EXERCISE OBJECTIVE: Read the lines that follow and pick out every one containing the word "been".

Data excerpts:
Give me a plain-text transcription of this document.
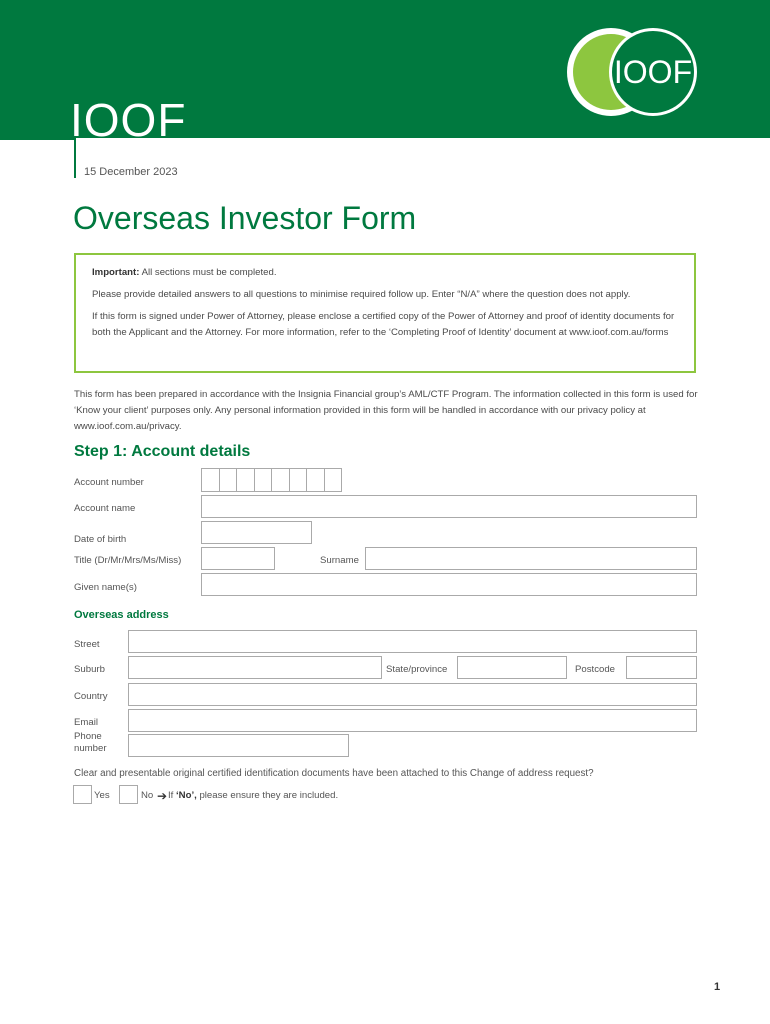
IOOF
IOOF
15 December 2023
Overseas Investor Form

Important: All sections must be completed.

Please provide detailed answers to all questions to minimise required follow up. Enter “N/A” where the question does not apply.

If this form is signed under Power of Attorney, please enclose a certified copy of the Power of Attorney and proof of identity documents for both the Applicant and the Attorney. For more information, refer to the ‘Completing Proof of Identity’ document at www.ioof.com.au/forms

This form has been prepared in accordance with the Insignia Financial group’s AML/CTF Program. The information collected in this form is used for ‘Know your client’ purposes only. Any personal information provided in this form will be handled in accordance with our privacy policy at www.ioof.com.au/privacy.

Step 1: Account details
Account number
Account name
Date of birth
Title (Dr/Mr/Mrs/Ms/Miss)	Surname
Given name(s)
Overseas address
Street
Suburb	State/province	Postcode
Country
Email
Phone
number
Clear and presentable original certified identification documents have been attached to this Change of address request?
Yes	No ➔ If ‘No’, please ensure they are included.
1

RESPONSE:
This form has been prepared in accordance with the Insignia Financial group’s AML/CTF Program. The information collected in this form is used for ‘Know your client’ purposes only. Any personal information provided in this form will be handled in accordance with our privacy policy at www.ioof.com.au/privacy.
Clear and presentable original certified identification documents have been attached to this Change of address request?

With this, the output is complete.